GOAL:
Select all lines in the records that include "colors".

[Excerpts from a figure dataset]
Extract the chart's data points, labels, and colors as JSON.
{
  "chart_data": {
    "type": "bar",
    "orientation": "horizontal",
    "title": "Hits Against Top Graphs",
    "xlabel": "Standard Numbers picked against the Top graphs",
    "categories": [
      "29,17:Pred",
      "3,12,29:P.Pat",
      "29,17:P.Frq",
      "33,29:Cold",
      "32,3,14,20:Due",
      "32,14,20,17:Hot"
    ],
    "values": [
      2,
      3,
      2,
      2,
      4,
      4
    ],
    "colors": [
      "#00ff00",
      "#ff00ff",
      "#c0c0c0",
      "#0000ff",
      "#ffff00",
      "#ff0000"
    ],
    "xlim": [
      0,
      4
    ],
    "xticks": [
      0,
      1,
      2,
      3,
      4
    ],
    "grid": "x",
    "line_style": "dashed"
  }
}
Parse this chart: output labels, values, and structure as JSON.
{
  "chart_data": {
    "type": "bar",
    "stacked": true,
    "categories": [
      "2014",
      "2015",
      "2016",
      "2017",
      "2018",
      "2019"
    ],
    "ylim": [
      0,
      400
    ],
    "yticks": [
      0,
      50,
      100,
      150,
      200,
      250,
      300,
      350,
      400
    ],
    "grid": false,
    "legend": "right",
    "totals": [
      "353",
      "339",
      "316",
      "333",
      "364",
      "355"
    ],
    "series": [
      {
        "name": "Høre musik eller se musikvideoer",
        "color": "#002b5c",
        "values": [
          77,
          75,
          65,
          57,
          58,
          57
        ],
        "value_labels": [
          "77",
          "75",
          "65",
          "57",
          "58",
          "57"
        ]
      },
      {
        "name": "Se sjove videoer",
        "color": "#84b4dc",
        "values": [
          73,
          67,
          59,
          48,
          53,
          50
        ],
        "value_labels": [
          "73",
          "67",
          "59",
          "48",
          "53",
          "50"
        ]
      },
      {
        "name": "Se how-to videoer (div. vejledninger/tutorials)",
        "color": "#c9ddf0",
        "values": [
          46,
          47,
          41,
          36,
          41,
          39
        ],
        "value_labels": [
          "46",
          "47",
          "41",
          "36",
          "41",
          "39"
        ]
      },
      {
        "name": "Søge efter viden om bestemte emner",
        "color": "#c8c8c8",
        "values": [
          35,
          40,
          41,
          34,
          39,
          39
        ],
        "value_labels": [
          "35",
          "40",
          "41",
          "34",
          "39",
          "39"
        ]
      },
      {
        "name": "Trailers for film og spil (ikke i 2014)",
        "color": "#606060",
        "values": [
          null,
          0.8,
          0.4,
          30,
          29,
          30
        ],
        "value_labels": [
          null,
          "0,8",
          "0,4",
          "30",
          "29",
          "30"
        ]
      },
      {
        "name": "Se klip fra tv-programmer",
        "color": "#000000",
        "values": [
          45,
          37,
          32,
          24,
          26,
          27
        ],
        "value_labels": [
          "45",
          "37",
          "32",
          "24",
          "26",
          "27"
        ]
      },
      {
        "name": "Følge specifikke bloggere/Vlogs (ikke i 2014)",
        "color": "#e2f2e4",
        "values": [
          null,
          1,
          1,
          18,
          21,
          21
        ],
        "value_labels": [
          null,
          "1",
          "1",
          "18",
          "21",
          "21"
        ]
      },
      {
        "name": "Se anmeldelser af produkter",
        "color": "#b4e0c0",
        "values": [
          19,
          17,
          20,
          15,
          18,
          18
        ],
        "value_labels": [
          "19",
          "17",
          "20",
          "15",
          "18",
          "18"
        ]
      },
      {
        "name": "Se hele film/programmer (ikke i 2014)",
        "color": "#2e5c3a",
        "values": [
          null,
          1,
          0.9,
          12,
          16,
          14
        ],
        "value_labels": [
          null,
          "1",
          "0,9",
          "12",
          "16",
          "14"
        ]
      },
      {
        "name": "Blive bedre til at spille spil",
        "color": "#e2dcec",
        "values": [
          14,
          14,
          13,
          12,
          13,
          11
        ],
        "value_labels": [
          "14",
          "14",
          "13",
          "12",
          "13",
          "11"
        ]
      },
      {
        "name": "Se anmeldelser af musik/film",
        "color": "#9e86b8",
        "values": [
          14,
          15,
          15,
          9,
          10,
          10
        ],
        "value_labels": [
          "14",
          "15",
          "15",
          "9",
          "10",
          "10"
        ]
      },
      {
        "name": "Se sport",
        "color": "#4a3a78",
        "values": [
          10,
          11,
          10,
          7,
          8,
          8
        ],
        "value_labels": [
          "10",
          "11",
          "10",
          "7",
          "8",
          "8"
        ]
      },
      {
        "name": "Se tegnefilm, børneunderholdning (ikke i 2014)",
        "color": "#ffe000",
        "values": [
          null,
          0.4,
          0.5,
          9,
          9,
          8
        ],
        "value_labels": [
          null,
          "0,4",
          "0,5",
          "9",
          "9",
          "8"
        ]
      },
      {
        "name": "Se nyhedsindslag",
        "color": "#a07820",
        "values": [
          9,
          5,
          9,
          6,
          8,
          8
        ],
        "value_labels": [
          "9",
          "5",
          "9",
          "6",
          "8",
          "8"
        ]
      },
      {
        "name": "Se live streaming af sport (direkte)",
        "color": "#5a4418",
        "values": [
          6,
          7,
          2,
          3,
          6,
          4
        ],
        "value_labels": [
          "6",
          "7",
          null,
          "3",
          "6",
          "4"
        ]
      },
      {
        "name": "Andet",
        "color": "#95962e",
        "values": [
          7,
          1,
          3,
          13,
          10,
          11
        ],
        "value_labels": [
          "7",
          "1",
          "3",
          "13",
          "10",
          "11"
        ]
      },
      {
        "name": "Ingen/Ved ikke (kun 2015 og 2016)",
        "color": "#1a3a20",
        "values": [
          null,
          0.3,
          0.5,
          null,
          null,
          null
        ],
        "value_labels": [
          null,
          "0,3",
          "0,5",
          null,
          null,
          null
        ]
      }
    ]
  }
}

COMPLETE ANSWER:
Extract the chart's data points, labels, and colors as JSON.
    "colors": [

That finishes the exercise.